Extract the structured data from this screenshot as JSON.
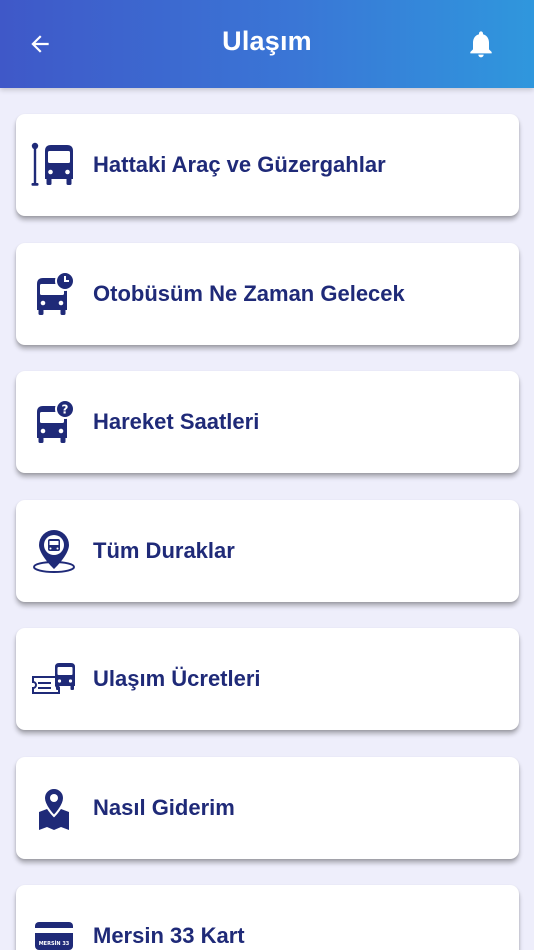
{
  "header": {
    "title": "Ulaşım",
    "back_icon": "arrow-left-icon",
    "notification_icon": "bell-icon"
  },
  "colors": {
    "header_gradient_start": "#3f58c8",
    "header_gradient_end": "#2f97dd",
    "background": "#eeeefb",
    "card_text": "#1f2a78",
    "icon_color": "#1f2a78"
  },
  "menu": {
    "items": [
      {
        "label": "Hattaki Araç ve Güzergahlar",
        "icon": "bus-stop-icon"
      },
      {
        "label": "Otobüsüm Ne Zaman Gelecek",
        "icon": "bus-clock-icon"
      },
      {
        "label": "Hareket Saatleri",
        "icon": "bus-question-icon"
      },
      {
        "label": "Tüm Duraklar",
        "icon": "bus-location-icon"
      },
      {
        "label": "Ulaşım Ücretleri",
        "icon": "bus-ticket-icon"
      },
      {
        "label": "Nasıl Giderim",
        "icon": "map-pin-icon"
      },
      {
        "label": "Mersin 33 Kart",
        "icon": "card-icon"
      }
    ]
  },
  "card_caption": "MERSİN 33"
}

> _DO THIS_
Repeat verbatim all the material, but not the pictures.

> _EXPECTED ANSWER_
Extract the structured data from this screenshot as JSON.
{
  "header": {
    "title": "Ulaşım",
    "back_icon": "arrow-left-icon",
    "notification_icon": "bell-icon"
  },
  "colors": {
    "header_gradient_start": "#3f58c8",
    "header_gradient_end": "#2f97dd",
    "background": "#eeeefb",
    "card_text": "#1f2a78",
    "icon_color": "#1f2a78"
  },
  "menu": {
    "items": [
      {
        "label": "Hattaki Araç ve Güzergahlar",
        "icon": "bus-stop-icon"
      },
      {
        "label": "Otobüsüm Ne Zaman Gelecek",
        "icon": "bus-clock-icon"
      },
      {
        "label": "Hareket Saatleri",
        "icon": "bus-question-icon"
      },
      {
        "label": "Tüm Duraklar",
        "icon": "bus-location-icon"
      },
      {
        "label": "Ulaşım Ücretleri",
        "icon": "bus-ticket-icon"
      },
      {
        "label": "Nasıl Giderim",
        "icon": "map-pin-icon"
      },
      {
        "label": "Mersin 33 Kart",
        "icon": "card-icon"
      }
    ]
  },
  "card_caption": "MERSİN 33"
}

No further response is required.